- [GIVEN INSTRUCTION]
Using the listing below, copy every line that mentions "一个数连续减去两个数".

--------------------------------------------------

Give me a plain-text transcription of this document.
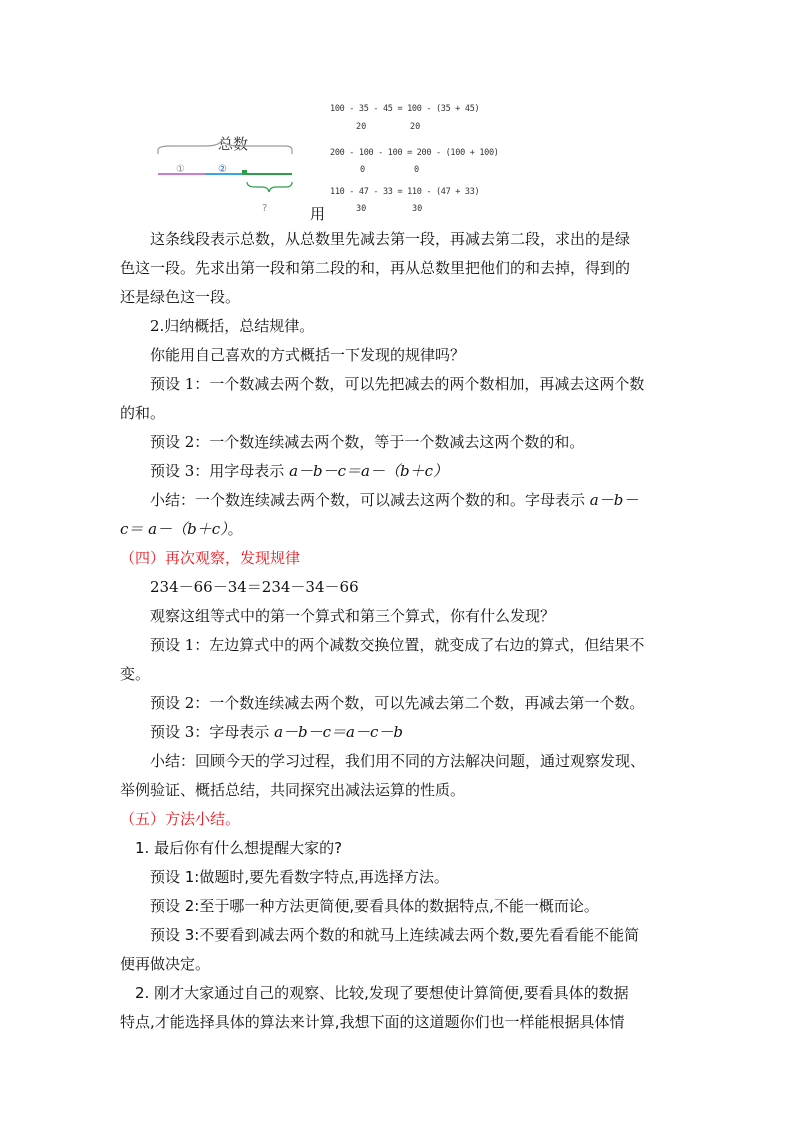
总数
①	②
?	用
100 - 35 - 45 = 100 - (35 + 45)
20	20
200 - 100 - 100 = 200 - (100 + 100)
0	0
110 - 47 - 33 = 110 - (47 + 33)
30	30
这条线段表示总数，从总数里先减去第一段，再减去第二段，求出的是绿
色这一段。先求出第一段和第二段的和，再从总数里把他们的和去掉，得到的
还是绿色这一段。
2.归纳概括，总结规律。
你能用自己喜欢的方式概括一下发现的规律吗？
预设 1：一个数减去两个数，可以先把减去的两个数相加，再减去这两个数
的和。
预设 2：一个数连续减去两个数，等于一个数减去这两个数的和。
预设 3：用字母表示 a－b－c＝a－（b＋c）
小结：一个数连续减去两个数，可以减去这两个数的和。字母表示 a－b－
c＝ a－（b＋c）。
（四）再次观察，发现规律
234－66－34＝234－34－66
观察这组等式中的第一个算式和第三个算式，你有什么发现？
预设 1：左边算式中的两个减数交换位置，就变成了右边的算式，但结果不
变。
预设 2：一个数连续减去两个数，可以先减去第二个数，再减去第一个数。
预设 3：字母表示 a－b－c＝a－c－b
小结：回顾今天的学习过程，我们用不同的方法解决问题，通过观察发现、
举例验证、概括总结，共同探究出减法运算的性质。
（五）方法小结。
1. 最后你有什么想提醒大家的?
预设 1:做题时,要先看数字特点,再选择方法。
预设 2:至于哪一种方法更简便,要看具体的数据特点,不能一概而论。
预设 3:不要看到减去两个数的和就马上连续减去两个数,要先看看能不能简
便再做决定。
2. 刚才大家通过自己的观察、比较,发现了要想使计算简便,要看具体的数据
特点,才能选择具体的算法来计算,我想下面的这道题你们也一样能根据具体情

--------------------------------------------------

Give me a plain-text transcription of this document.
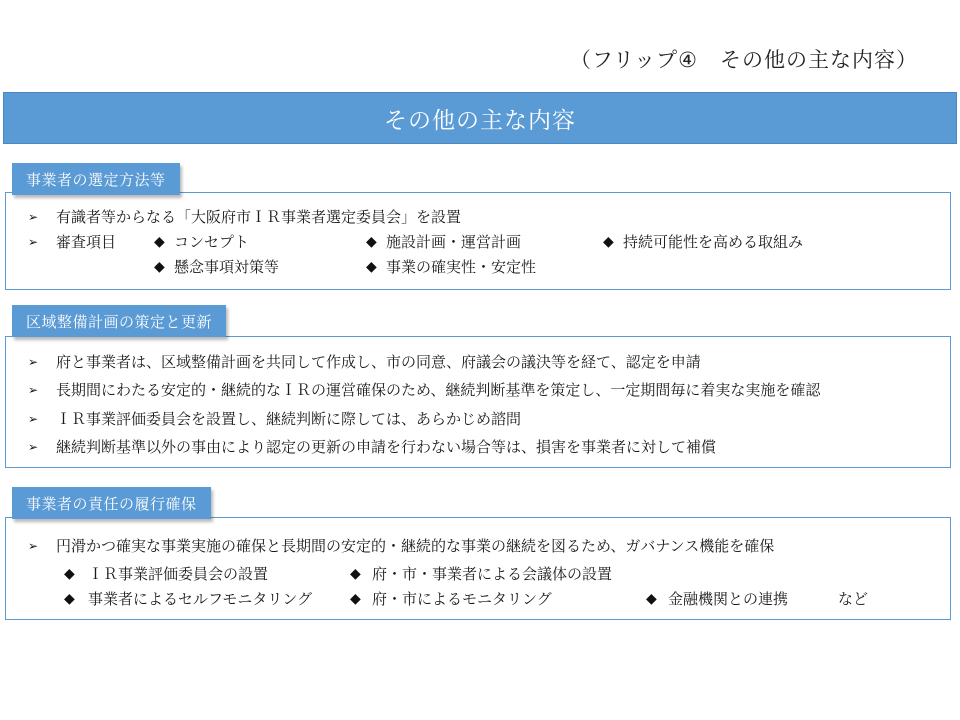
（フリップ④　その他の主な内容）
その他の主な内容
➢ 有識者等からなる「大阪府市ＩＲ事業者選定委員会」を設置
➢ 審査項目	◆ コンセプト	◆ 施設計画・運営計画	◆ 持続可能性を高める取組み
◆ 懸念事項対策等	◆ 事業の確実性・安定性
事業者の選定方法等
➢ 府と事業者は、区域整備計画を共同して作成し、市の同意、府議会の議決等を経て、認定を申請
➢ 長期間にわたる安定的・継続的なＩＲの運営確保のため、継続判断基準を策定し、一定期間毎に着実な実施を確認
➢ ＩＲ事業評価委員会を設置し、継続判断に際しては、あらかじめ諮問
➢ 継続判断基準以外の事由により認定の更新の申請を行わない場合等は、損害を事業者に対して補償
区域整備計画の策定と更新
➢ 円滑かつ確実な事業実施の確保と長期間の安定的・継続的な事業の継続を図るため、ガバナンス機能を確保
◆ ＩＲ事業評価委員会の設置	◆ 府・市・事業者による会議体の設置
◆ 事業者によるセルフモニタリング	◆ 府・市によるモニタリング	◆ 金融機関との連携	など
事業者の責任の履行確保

--------------------------------------------------

- [FULL OUTPUT]
预设 2：一个数连续减去两个数，等于一个数减去这两个数的和。
小结：一个数连续减去两个数，可以减去这两个数的和。字母表示 a－b－
预设 2：一个数连续减去两个数，可以先减去第二个数，再减去第一个数。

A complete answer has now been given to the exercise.